## Task prompt
Give a verbatim quotation of every record.
* * *
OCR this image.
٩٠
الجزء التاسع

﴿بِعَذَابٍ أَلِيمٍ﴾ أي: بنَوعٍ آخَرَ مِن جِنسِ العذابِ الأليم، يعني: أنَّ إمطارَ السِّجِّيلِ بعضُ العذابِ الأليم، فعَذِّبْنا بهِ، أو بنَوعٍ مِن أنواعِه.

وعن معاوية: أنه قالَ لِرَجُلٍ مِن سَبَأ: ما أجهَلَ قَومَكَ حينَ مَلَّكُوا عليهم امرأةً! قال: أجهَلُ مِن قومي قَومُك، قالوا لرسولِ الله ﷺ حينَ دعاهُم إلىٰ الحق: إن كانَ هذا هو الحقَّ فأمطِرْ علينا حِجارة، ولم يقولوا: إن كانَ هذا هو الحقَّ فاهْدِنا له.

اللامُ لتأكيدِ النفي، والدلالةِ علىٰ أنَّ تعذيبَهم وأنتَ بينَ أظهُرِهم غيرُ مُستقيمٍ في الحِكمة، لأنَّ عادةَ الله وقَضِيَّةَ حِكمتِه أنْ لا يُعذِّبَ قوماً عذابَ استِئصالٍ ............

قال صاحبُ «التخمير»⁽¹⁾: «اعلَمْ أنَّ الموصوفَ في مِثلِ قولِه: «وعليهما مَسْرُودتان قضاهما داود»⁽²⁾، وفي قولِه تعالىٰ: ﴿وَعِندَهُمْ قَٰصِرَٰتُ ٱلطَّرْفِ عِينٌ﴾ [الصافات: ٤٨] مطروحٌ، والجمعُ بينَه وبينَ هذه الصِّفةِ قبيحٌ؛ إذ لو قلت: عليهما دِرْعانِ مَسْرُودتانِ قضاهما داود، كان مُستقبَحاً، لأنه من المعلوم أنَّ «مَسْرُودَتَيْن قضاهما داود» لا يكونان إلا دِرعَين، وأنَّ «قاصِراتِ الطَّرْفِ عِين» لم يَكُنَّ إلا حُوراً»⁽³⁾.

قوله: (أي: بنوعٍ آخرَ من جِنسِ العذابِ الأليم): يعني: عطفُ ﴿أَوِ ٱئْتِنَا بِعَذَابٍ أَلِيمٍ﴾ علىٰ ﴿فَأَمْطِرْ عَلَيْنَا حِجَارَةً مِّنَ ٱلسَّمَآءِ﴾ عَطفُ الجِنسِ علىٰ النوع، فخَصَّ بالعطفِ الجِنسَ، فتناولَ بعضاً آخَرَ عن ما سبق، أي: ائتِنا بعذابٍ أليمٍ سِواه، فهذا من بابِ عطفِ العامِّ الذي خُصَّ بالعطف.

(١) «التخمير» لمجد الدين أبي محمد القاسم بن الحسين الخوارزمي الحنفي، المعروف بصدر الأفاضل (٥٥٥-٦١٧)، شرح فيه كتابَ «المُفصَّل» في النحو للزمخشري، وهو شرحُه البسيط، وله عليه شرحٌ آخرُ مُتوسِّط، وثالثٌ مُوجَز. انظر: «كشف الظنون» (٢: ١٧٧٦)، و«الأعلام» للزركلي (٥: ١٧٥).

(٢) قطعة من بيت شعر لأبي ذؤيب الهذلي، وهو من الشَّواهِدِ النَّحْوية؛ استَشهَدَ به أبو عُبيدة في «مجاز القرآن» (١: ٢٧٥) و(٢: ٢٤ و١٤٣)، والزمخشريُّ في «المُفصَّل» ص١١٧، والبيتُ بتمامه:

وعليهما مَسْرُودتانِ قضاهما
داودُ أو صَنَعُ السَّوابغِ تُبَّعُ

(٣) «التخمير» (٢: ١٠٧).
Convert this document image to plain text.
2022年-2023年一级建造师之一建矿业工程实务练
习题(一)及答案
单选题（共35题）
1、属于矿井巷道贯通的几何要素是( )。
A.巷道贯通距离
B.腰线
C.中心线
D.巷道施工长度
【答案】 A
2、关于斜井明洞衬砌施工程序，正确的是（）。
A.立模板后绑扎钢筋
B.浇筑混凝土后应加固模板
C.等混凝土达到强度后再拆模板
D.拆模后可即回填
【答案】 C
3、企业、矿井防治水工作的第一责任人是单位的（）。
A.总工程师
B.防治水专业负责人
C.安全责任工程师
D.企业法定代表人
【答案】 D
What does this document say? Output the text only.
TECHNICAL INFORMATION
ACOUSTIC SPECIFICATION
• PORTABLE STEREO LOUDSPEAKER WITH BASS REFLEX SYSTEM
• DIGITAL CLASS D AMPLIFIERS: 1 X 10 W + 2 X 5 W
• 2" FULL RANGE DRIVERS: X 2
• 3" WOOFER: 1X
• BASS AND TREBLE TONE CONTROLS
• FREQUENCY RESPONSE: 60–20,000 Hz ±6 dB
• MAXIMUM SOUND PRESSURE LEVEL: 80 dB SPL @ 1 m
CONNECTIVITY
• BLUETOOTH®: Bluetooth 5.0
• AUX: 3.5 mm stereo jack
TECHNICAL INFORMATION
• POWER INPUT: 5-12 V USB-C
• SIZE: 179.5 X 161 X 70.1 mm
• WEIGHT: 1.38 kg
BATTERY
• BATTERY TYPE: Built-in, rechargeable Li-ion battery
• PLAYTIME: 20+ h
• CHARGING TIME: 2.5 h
* * *
## Written answer
OCR this image.
٩٠
الجزء التاسع

﴿بِعَذَابٍ أَلِيمٍ﴾ أي: بنَوعٍ آخَرَ مِن جِنسِ العذابِ الأليم، يعني: أنَّ إمطارَ السِّجِّيلِ بعضُ العذابِ الأليم، فعَذِّبْنا بهِ، أو بنَوعٍ مِن أنواعِه.

وعن معاوية: أنه قالَ لِرَجُلٍ مِن سَبَأ: ما أجهَلَ قَومَكَ حينَ مَلَّكُوا عليهم امرأةً! قال: أجهَلُ مِن قومي قَومُك، قالوا لرسولِ الله ﷺ حينَ دعاهُم إلىٰ الحق: إن كانَ هذا هو الحقَّ فأمطِرْ علينا حِجارة، ولم يقولوا: إن كانَ هذا هو الحقَّ فاهْدِنا له.

اللامُ لتأكيدِ النفي، والدلالةِ علىٰ أنَّ تعذيبَهم وأنتَ بينَ أظهُرِهم غيرُ مُستقيمٍ في الحِكمة، لأنَّ عادةَ الله وقَضِيَّةَ حِكمتِه أنْ لا يُعذِّبَ قوماً عذابَ استِئصالٍ ............

قال صاحبُ «التخمير»⁽¹⁾: «اعلَمْ أنَّ الموصوفَ في مِثلِ قولِه: «وعليهما مَسْرُودتان قضاهما داود»⁽²⁾، وفي قولِه تعالىٰ: ﴿وَعِندَهُمْ قَٰصِرَٰتُ ٱلطَّرْفِ عِينٌ﴾ [الصافات: ٤٨] مطروحٌ، والجمعُ بينَه وبينَ هذه الصِّفةِ قبيحٌ؛ إذ لو قلت: عليهما دِرْعانِ مَسْرُودتانِ قضاهما داود، كان مُستقبَحاً، لأنه من المعلوم أنَّ «مَسْرُودَتَيْن قضاهما داود» لا يكونان إلا دِرعَين، وأنَّ «قاصِراتِ الطَّرْفِ عِين» لم يَكُنَّ إلا حُوراً»⁽³⁾.

قوله: (أي: بنوعٍ آخرَ من جِنسِ العذابِ الأليم): يعني: عطفُ ﴿أَوِ ٱئْتِنَا بِعَذَابٍ أَلِيمٍ﴾ علىٰ ﴿فَأَمْطِرْ عَلَيْنَا حِجَارَةً مِّنَ ٱلسَّمَآءِ﴾ عَطفُ الجِنسِ علىٰ النوع، فخَصَّ بالعطفِ الجِنسَ، فتناولَ بعضاً آخَرَ عن ما سبق، أي: ائتِنا بعذابٍ أليمٍ سِواه، فهذا من بابِ عطفِ العامِّ الذي خُصَّ بالعطف.

(١) «التخمير» لمجد الدين أبي محمد القاسم بن الحسين الخوارزمي الحنفي، المعروف بصدر الأفاضل (٥٥٥-٦١٧)، شرح فيه كتابَ «المُفصَّل» في النحو للزمخشري، وهو شرحُه البسيط، وله عليه شرحٌ آخرُ مُتوسِّط، وثالثٌ مُوجَز. انظر: «كشف الظنون» (٢: ١٧٧٦)، و«الأعلام» للزركلي (٥: ١٧٥).

(٢) قطعة من بيت شعر لأبي ذؤيب الهذلي، وهو من الشَّواهِدِ النَّحْوية؛ استَشهَدَ به أبو عُبيدة في «مجاز القرآن» (١: ٢٧٥) و(٢: ٢٤ و١٤٣)، والزمخشريُّ في «المُفصَّل» ص١١٧، والبيتُ بتمامه:

وعليهما مَسْرُودتانِ قضاهما
داودُ أو صَنَعُ السَّوابغِ تُبَّعُ

(٣) «التخمير» (٢: ١٠٧).
Convert this document image to plain text.
2022年-2023年一级建造师之一建矿业工程实务练
习题(一)及答案
单选题（共35题）
1、属于矿井巷道贯通的几何要素是( )。
A.巷道贯通距离
B.腰线
C.中心线
D.巷道施工长度
【答案】 A
2、关于斜井明洞衬砌施工程序，正确的是（）。
A.立模板后绑扎钢筋
B.浇筑混凝土后应加固模板
C.等混凝土达到强度后再拆模板
D.拆模后可即回填
【答案】 C
3、企业、矿井防治水工作的第一责任人是单位的（）。
A.总工程师
B.防治水专业负责人
C.安全责任工程师
D.企业法定代表人
【答案】 D
What does this document say? Output the text only.
TECHNICAL INFORMATION
ACOUSTIC SPECIFICATION
• PORTABLE STEREO LOUDSPEAKER WITH BASS REFLEX SYSTEM
• DIGITAL CLASS D AMPLIFIERS: 1 X 10 W + 2 X 5 W
• 2" FULL RANGE DRIVERS: X 2
• 3" WOOFER: 1X
• BASS AND TREBLE TONE CONTROLS
• FREQUENCY RESPONSE: 60–20,000 Hz ±6 dB
• MAXIMUM SOUND PRESSURE LEVEL: 80 dB SPL @ 1 m
CONNECTIVITY
• BLUETOOTH®: Bluetooth 5.0
• AUX: 3.5 mm stereo jack
TECHNICAL INFORMATION
• POWER INPUT: 5-12 V USB-C
• SIZE: 179.5 X 161 X 70.1 mm
• WEIGHT: 1.38 kg
BATTERY
• BATTERY TYPE: Built-in, rechargeable Li-ion battery
• PLAYTIME: 20+ h
• CHARGING TIME: 2.5 h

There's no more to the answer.